* begin *
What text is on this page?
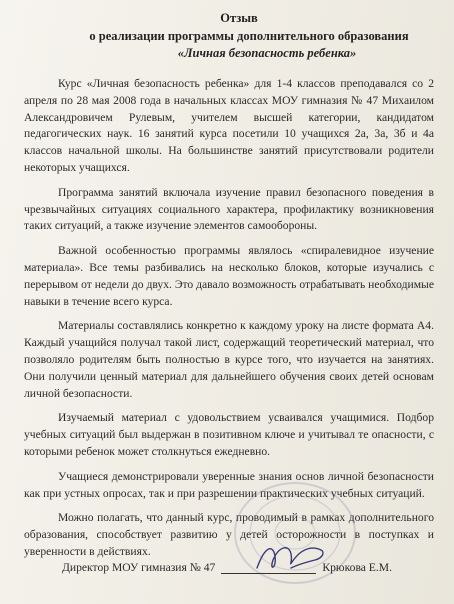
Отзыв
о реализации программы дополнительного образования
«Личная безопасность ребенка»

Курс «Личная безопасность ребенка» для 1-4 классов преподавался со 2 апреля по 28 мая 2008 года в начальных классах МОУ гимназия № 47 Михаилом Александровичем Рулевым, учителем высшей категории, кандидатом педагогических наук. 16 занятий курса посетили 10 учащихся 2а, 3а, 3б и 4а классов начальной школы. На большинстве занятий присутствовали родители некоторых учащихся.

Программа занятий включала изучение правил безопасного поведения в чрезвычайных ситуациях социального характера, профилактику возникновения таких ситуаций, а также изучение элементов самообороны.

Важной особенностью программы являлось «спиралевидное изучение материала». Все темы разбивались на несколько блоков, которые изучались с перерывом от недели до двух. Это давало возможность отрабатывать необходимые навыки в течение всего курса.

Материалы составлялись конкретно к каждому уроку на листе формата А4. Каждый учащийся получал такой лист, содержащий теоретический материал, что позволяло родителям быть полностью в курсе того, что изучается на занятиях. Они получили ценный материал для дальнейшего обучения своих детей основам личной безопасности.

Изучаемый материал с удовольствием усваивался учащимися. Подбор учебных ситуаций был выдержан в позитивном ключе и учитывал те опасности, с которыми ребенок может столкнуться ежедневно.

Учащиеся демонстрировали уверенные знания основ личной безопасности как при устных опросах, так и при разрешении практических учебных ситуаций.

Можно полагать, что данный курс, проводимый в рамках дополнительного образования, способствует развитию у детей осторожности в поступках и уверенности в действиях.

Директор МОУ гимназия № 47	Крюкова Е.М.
* end *
* begin *
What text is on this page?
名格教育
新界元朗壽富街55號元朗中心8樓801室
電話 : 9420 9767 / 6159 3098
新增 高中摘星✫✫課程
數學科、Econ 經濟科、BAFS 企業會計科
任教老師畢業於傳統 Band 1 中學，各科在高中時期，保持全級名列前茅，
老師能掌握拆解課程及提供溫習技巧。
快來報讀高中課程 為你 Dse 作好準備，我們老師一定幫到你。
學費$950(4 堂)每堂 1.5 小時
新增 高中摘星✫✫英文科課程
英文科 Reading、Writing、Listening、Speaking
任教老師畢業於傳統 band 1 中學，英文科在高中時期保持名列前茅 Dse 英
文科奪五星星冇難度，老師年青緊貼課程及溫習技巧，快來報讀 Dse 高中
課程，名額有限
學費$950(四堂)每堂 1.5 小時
* end *
TASK PROMPT: Copy each line above that contains the string "программы".

FULL ANSWER:
о реализации программы дополнительного образования
Важной особенностью программы являлось «спиралевидное изучение материала». Все темы разбивались на несколько блоков, которые изучались с перерывом от недели до двух. Это давало возможность отрабатывать необходимые навыки в течение всего курса.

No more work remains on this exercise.